— Task description —
Below are records; count the lines that contain "přednosti" and give only the total.

— Supplied material —
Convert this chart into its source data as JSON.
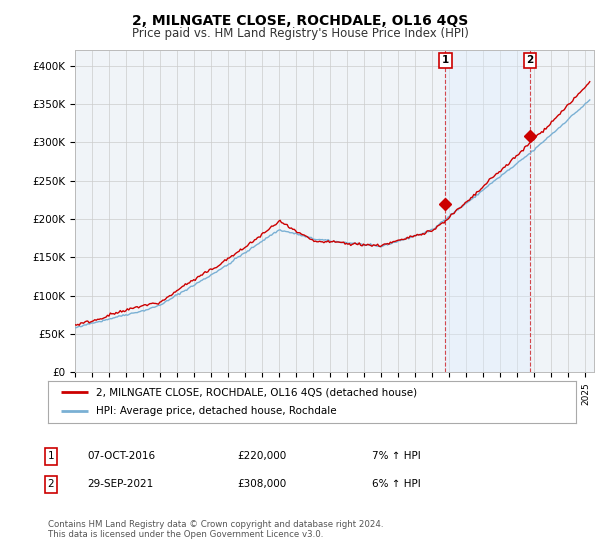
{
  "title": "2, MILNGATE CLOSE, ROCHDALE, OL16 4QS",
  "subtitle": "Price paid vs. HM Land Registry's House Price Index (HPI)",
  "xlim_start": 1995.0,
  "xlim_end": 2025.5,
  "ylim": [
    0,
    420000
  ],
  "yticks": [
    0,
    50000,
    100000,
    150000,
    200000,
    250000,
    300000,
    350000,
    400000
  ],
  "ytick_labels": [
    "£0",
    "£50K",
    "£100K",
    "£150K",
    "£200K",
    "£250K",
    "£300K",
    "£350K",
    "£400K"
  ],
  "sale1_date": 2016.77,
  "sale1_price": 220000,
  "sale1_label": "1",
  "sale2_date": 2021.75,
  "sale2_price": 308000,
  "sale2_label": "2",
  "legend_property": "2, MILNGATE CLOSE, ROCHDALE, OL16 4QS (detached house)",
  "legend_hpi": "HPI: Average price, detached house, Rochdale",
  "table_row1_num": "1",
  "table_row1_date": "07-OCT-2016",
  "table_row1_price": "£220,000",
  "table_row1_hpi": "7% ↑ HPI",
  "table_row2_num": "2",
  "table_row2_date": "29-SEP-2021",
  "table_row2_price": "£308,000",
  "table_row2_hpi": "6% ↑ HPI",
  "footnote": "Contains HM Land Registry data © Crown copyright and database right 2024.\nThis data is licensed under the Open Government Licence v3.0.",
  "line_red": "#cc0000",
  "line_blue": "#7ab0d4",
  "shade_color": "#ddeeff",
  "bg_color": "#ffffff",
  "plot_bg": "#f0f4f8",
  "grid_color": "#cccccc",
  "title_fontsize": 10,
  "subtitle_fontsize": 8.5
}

==

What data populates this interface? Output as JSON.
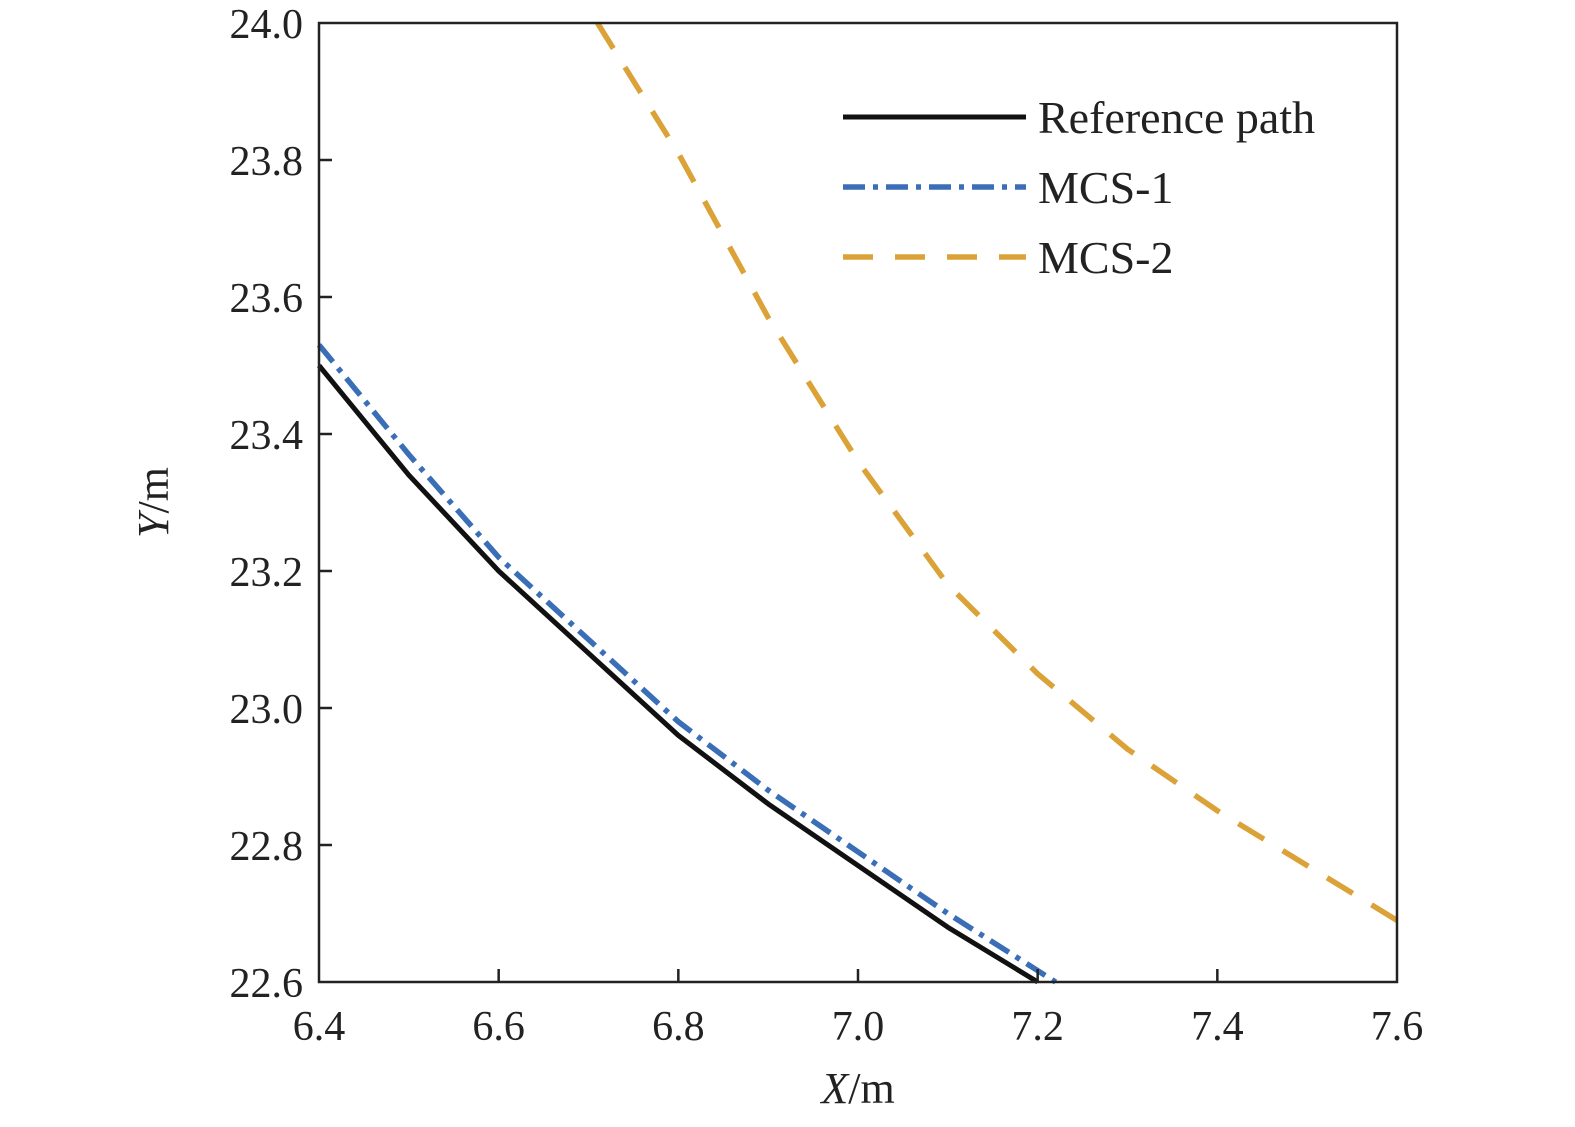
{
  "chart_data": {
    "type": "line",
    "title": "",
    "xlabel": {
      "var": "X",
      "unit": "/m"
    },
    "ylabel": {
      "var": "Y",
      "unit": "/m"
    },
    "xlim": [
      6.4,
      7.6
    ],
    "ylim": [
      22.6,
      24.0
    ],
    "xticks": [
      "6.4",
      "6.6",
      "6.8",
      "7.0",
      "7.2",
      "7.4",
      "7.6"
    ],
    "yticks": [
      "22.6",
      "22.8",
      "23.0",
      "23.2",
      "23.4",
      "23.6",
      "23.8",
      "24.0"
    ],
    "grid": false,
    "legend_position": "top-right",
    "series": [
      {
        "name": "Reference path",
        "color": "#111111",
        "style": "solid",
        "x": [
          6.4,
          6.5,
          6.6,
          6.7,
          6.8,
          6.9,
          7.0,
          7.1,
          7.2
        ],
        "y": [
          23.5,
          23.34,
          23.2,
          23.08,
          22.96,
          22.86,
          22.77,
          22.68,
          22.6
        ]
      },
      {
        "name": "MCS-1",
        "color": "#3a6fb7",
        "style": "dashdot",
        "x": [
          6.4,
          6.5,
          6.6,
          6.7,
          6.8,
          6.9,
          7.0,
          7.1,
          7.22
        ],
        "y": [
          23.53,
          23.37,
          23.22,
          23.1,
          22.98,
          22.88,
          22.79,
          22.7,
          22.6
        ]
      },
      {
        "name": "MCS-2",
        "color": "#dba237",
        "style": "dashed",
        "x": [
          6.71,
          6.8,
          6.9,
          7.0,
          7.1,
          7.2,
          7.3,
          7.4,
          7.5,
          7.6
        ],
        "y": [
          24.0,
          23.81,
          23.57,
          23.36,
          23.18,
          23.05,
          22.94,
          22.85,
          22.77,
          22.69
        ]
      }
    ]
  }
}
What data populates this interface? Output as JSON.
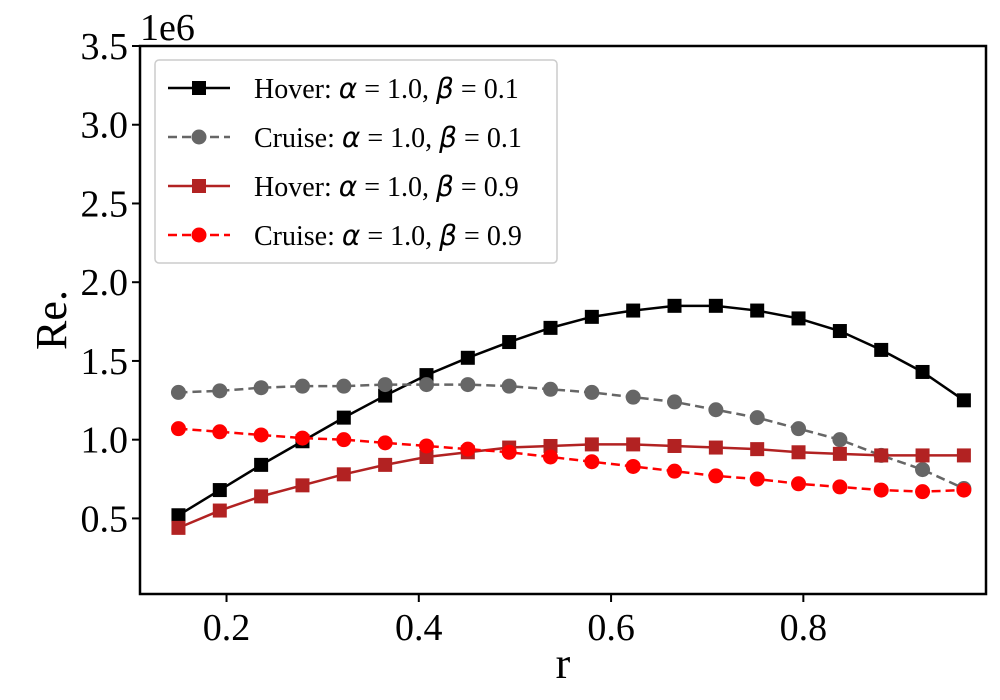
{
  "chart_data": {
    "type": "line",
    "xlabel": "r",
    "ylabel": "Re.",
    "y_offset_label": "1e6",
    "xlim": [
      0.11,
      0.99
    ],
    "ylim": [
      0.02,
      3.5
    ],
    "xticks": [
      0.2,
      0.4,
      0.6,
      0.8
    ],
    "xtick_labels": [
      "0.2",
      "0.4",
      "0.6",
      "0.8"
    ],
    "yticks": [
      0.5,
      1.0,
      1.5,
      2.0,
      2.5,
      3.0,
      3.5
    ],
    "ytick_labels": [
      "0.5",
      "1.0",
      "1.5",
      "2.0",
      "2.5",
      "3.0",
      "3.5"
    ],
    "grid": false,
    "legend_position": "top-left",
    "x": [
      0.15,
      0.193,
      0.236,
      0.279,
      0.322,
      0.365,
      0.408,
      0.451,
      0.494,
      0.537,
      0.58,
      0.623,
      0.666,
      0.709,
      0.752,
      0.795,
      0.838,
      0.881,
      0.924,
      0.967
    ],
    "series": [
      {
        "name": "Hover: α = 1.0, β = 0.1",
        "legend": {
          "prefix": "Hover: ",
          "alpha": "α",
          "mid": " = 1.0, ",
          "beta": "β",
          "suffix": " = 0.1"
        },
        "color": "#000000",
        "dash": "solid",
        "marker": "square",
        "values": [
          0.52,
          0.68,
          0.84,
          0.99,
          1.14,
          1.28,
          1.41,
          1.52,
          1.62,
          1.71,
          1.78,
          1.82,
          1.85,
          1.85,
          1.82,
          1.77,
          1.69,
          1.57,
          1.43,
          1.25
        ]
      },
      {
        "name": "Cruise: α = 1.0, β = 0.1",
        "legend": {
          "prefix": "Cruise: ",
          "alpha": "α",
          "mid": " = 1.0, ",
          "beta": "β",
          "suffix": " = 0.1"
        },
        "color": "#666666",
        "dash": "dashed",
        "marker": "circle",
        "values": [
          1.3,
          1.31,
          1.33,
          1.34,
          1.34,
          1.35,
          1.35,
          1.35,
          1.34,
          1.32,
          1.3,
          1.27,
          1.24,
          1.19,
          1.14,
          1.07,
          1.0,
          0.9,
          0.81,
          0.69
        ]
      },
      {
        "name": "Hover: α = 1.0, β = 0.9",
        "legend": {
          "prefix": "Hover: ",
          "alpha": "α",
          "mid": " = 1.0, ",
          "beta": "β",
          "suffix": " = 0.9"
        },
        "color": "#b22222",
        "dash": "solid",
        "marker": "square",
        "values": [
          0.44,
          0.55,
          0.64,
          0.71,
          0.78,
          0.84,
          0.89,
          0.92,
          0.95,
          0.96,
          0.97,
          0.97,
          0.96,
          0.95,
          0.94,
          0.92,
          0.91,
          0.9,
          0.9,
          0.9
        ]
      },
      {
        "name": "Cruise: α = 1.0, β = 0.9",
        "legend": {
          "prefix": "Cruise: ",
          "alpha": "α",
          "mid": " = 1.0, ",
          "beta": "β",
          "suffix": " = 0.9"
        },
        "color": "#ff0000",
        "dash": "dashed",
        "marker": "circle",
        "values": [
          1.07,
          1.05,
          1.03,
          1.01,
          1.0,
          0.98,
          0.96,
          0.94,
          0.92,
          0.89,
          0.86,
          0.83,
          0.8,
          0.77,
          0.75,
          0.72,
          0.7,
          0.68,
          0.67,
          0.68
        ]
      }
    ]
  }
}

---

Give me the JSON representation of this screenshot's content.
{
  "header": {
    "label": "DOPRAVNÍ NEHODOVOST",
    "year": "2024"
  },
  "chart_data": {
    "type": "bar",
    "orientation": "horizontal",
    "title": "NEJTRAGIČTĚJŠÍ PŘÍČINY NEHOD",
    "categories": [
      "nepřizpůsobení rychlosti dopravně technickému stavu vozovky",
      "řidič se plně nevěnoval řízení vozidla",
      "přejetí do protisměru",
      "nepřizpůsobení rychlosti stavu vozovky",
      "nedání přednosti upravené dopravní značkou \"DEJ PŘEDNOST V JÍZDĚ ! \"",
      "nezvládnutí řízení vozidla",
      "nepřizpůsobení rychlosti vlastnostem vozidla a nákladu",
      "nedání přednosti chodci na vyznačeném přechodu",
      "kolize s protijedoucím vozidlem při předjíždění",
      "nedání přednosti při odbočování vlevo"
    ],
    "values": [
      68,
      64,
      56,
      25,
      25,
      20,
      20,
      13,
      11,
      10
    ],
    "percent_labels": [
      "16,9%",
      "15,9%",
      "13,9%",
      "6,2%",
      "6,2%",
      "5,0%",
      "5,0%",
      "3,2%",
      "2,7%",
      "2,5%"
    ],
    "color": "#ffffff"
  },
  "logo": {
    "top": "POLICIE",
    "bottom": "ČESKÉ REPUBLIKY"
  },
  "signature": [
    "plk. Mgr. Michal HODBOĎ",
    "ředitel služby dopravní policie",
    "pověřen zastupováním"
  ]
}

— Exercise solution —
3